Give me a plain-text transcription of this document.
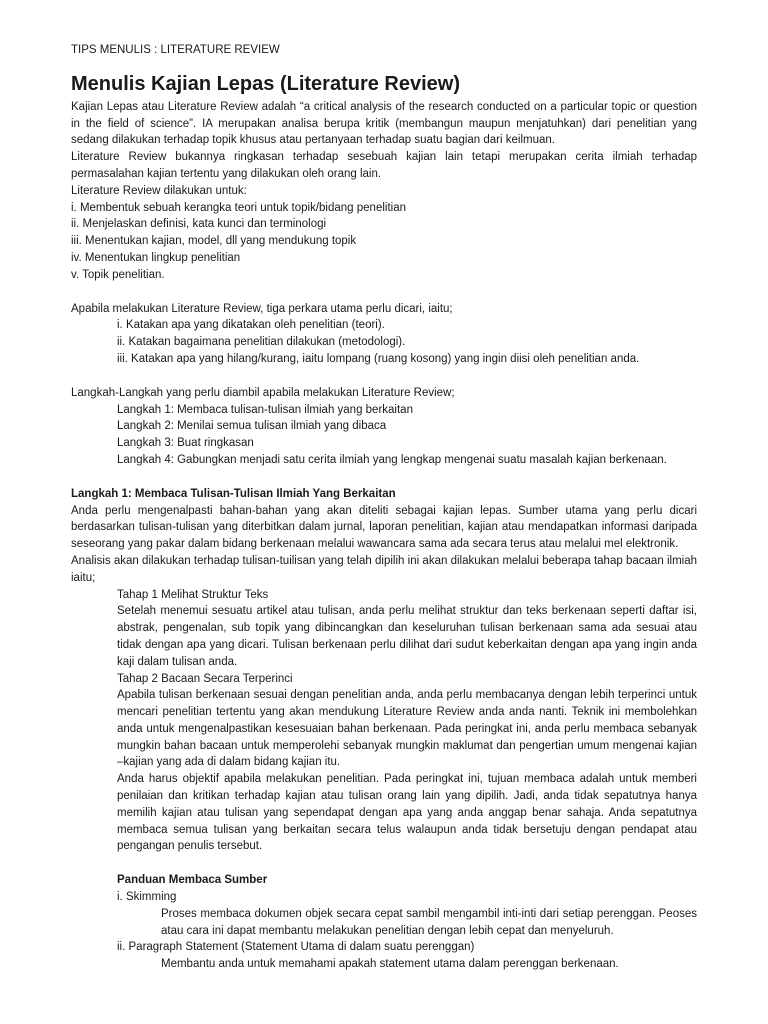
TIPS MENULIS : LITERATURE REVIEW
Menulis Kajian Lepas (Literature Review)

Kajian Lepas atau Literature Review adalah “a critical analysis of the research conducted on a particular topic or question in the field of science”. IA merupakan analisa berupa kritik (membangun maupun menjatuhkan) dari penelitian yang sedang dilakukan terhadap topik khusus atau pertanyaan terhadap suatu bagian dari keilmuan.

Literature Review bukannya ringkasan terhadap sesebuah kajian lain tetapi merupakan cerita ilmiah terhadap permasalahan kajian tertentu yang dilakukan oleh orang lain.

Literature Review dilakukan untuk:

i. Membentuk sebuah kerangka teori untuk topik/bidang penelitian

ii. Menjelaskan definisi, kata kunci dan terminologi

iii. Menentukan kajian, model, dll yang mendukung topik

iv. Menentukan lingkup penelitian

v. Topik penelitian.

Apabila melakukan Literature Review, tiga perkara utama perlu dicari, iaitu;

i. Katakan apa yang dikatakan oleh penelitian (teori).

ii. Katakan bagaimana penelitian dilakukan (metodologi).

iii. Katakan apa yang hilang/kurang, iaitu lompang (ruang kosong) yang ingin diisi oleh penelitian anda.

Langkah-Langkah yang perlu diambil apabila melakukan Literature Review;

Langkah 1: Membaca tulisan-tulisan ilmiah yang berkaitan

Langkah 2: Menilai semua tulisan ilmiah yang dibaca

Langkah 3: Buat ringkasan

Langkah 4: Gabungkan menjadi satu cerita ilmiah yang lengkap mengenai suatu masalah kajian berkenaan.

Langkah 1: Membaca Tulisan-Tulisan Ilmiah Yang Berkaitan

Anda perlu mengenalpasti bahan-bahan yang akan diteliti sebagai kajian lepas. Sumber utama yang perlu dicari berdasarkan tulisan-tulisan yang diterbitkan dalam jurnal, laporan penelitian, kajian atau mendapatkan informasi daripada seseorang yang pakar dalam bidang berkenaan melalui wawancara sama ada secara terus atau melalui mel elektronik.

Analisis akan dilakukan terhadap tulisan-tuilisan yang telah dipilih ini akan dilakukan melalui beberapa tahap bacaan ilmiah iaitu;

Tahap 1 Melihat Struktur Teks

Setelah menemui sesuatu artikel atau tulisan, anda perlu melihat struktur dan teks berkenaan seperti daftar isi, abstrak, pengenalan, sub topik yang dibincangkan dan keseluruhan tulisan berkenaan sama ada sesuai atau tidak dengan apa yang dicari. Tulisan berkenaan perlu dilihat dari sudut keberkaitan dengan apa yang ingin anda kaji dalam tulisan anda.

Tahap 2 Bacaan Secara Terperinci

Apabila tulisan berkenaan sesuai dengan penelitian anda, anda perlu membacanya dengan lebih terperinci untuk mencari penelitian tertentu yang akan mendukung Literature Review anda anda nanti. Teknik ini membolehkan anda untuk mengenalpastikan kesesuaian bahan berkenaan. Pada peringkat ini, anda perlu membaca sebanyak mungkin bahan bacaan untuk memperolehi sebanyak mungkin maklumat dan pengertian umum mengenai kajian –kajian yang ada di dalam bidang kajian itu.

Anda harus objektif apabila melakukan penelitian. Pada peringkat ini, tujuan membaca adalah untuk memberi penilaian dan kritikan terhadap kajian atau tulisan orang lain yang dipilih. Jadi, anda tidak sepatutnya hanya memilih kajian atau tulisan yang sependapat dengan apa yang anda anggap benar sahaja. Anda sepatutnya membaca semua tulisan yang berkaitan secara telus walaupun anda tidak bersetuju dengan pendapat atau pengangan penulis tersebut.

Panduan Membaca Sumber

i. Skimming

Proses membaca dokumen objek secara cepat sambil mengambil inti-inti dari setiap perenggan. Peoses atau cara ini dapat membantu melakukan penelitian dengan lebih cepat dan menyeluruh.

ii. Paragraph Statement (Statement Utama di dalam suatu perenggan)

Membantu anda untuk memahami apakah statement utama dalam perenggan berkenaan.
*****
§ **Requirements**
Pictures in the records should not appear in your copy, but everything else must be transcribed exactly.

§ **Output for this exercise**
Give me a plain-text transcription of this document.
TIPS MENULIS : LITERATURE REVIEW
Menulis Kajian Lepas (Literature Review)

Kajian Lepas atau Literature Review adalah “a critical analysis of the research conducted on a particular topic or question in the field of science”. IA merupakan analisa berupa kritik (membangun maupun menjatuhkan) dari penelitian yang sedang dilakukan terhadap topik khusus atau pertanyaan terhadap suatu bagian dari keilmuan.

Literature Review bukannya ringkasan terhadap sesebuah kajian lain tetapi merupakan cerita ilmiah terhadap permasalahan kajian tertentu yang dilakukan oleh orang lain.

Literature Review dilakukan untuk:

i. Membentuk sebuah kerangka teori untuk topik/bidang penelitian

ii. Menjelaskan definisi, kata kunci dan terminologi

iii. Menentukan kajian, model, dll yang mendukung topik

iv. Menentukan lingkup penelitian

v. Topik penelitian.

Apabila melakukan Literature Review, tiga perkara utama perlu dicari, iaitu;

i. Katakan apa yang dikatakan oleh penelitian (teori).

ii. Katakan bagaimana penelitian dilakukan (metodologi).

iii. Katakan apa yang hilang/kurang, iaitu lompang (ruang kosong) yang ingin diisi oleh penelitian anda.

Langkah-Langkah yang perlu diambil apabila melakukan Literature Review;

Langkah 1: Membaca tulisan-tulisan ilmiah yang berkaitan

Langkah 2: Menilai semua tulisan ilmiah yang dibaca

Langkah 3: Buat ringkasan

Langkah 4: Gabungkan menjadi satu cerita ilmiah yang lengkap mengenai suatu masalah kajian berkenaan.

Langkah 1: Membaca Tulisan-Tulisan Ilmiah Yang Berkaitan

Anda perlu mengenalpasti bahan-bahan yang akan diteliti sebagai kajian lepas. Sumber utama yang perlu dicari berdasarkan tulisan-tulisan yang diterbitkan dalam jurnal, laporan penelitian, kajian atau mendapatkan informasi daripada seseorang yang pakar dalam bidang berkenaan melalui wawancara sama ada secara terus atau melalui mel elektronik.

Analisis akan dilakukan terhadap tulisan-tuilisan yang telah dipilih ini akan dilakukan melalui beberapa tahap bacaan ilmiah iaitu;

Tahap 1 Melihat Struktur Teks

Setelah menemui sesuatu artikel atau tulisan, anda perlu melihat struktur dan teks berkenaan seperti daftar isi, abstrak, pengenalan, sub topik yang dibincangkan dan keseluruhan tulisan berkenaan sama ada sesuai atau tidak dengan apa yang dicari. Tulisan berkenaan perlu dilihat dari sudut keberkaitan dengan apa yang ingin anda kaji dalam tulisan anda.

Tahap 2 Bacaan Secara Terperinci

Apabila tulisan berkenaan sesuai dengan penelitian anda, anda perlu membacanya dengan lebih terperinci untuk mencari penelitian tertentu yang akan mendukung Literature Review anda anda nanti. Teknik ini membolehkan anda untuk mengenalpastikan kesesuaian bahan berkenaan. Pada peringkat ini, anda perlu membaca sebanyak mungkin bahan bacaan untuk memperolehi sebanyak mungkin maklumat dan pengertian umum mengenai kajian –kajian yang ada di dalam bidang kajian itu.

Anda harus objektif apabila melakukan penelitian. Pada peringkat ini, tujuan membaca adalah untuk memberi penilaian dan kritikan terhadap kajian atau tulisan orang lain yang dipilih. Jadi, anda tidak sepatutnya hanya memilih kajian atau tulisan yang sependapat dengan apa yang anda anggap benar sahaja. Anda sepatutnya membaca semua tulisan yang berkaitan secara telus walaupun anda tidak bersetuju dengan pendapat atau pengangan penulis tersebut.

Panduan Membaca Sumber

i. Skimming

Proses membaca dokumen objek secara cepat sambil mengambil inti-inti dari setiap perenggan. Peoses atau cara ini dapat membantu melakukan penelitian dengan lebih cepat dan menyeluruh.

ii. Paragraph Statement (Statement Utama di dalam suatu perenggan)

Membantu anda untuk memahami apakah statement utama dalam perenggan berkenaan.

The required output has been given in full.